>> Start MATERIAL SHOWN

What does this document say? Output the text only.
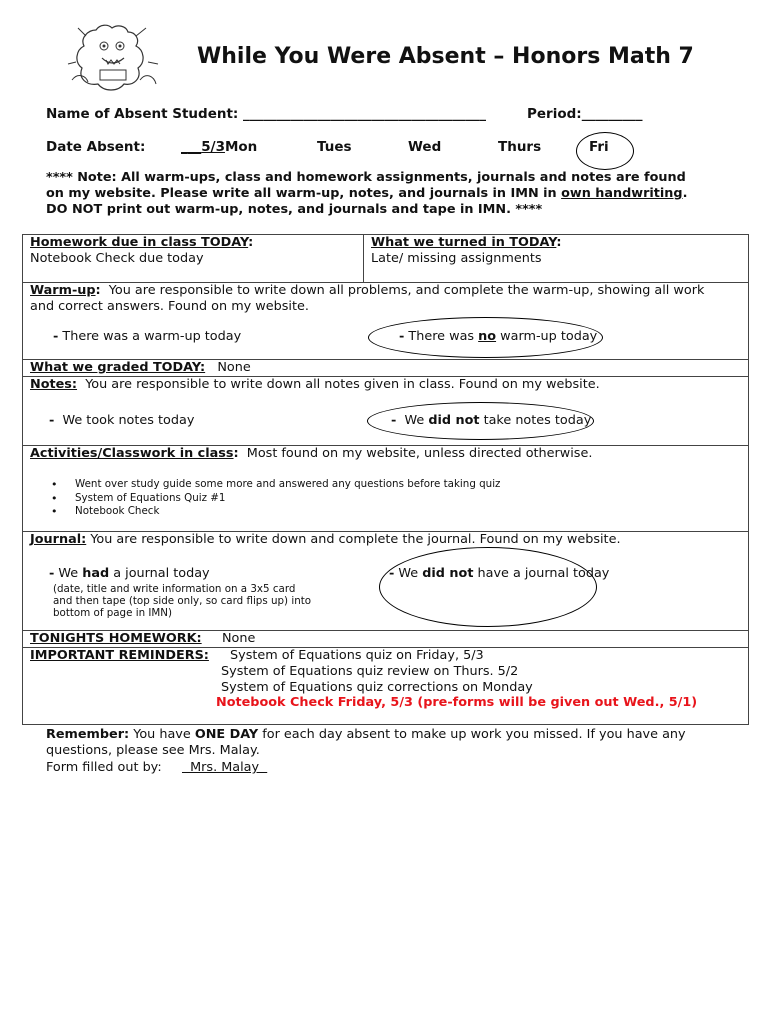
While You Were Absent – Honors Math 7
Name of Absent Student: ____________________________________	Period:_________
Date Absent:	___5/3Mon	Tues	Wed	Thurs	Fri
**** Note: All warm-ups, class and homework assignments, journals and notes are found
on my website. Please write all warm-up, notes, and journals in IMN in own handwriting.
DO NOT print out warm-up, notes, and journals and tape in IMN. ****
Homework due in class TODAY:
Notebook Check due today
What we turned in TODAY:
Late/ missing assignments
Warm-up: You are responsible to write down all problems, and complete the warm-up, showing all work
and correct answers. Found on my website.
- There was a warm-up today	- There was no warm-up today
What we graded TODAY: None
Notes: You are responsible to write down all notes given in class. Found on my website.
- We took notes today	- We did not take notes today
Activities/Classwork in class: Most found on my website, unless directed otherwise.
• Went over study guide some more and answered any questions before taking quiz
• System of Equations Quiz #1
• Notebook Check
Journal: You are responsible to write down and complete the journal. Found on my website.
- We had a journal today
(date, title and write information on a 3x5 card
and then tape (top side only, so card flips up) into
bottom of page in IMN)
- We did not have a journal today
TONIGHTS HOMEWORK: None
IMPORTANT REMINDERS: System of Equations quiz on Friday, 5/3
System of Equations quiz review on Thurs. 5/2
System of Equations quiz corrections on Monday
Notebook Check Friday, 5/3 (pre-forms will be given out Wed., 5/1)
Remember: You have ONE DAY for each day absent to make up work you missed. If you have any
questions, please see Mrs. Malay.
Form filled out by:       Mrs. Malay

>> End MATERIAL SHOWN

> **TO BE DONE**:
Print out every entry above without changing a word, and leave out the pictures.

> **ANSWER TO THIS PROBLEM**:
What does this document say? Output the text only.
While You Were Absent – Honors Math 7
Name of Absent Student: ____________________________________	Period:_________
Date Absent:	___5/3Mon	Tues	Wed	Thurs	Fri
**** Note: All warm-ups, class and homework assignments, journals and notes are found
on my website. Please write all warm-up, notes, and journals in IMN in own handwriting.
DO NOT print out warm-up, notes, and journals and tape in IMN. ****
Homework due in class TODAY:
Notebook Check due today
What we turned in TODAY:
Late/ missing assignments
Warm-up: You are responsible to write down all problems, and complete the warm-up, showing all work
and correct answers. Found on my website.
- There was a warm-up today	- There was no warm-up today
What we graded TODAY: None
Notes: You are responsible to write down all notes given in class. Found on my website.
- We took notes today	- We did not take notes today
Activities/Classwork in class: Most found on my website, unless directed otherwise.
• Went over study guide some more and answered any questions before taking quiz
• System of Equations Quiz #1
• Notebook Check
Journal: You are responsible to write down and complete the journal. Found on my website.
- We had a journal today
(date, title and write information on a 3x5 card
and then tape (top side only, so card flips up) into
bottom of page in IMN)
- We did not have a journal today
TONIGHTS HOMEWORK: None
IMPORTANT REMINDERS: System of Equations quiz on Friday, 5/3
System of Equations quiz review on Thurs. 5/2
System of Equations quiz corrections on Monday
Notebook Check Friday, 5/3 (pre-forms will be given out Wed., 5/1)
Remember: You have ONE DAY for each day absent to make up work you missed. If you have any
questions, please see Mrs. Malay.
Form filled out by:       Mrs. Malay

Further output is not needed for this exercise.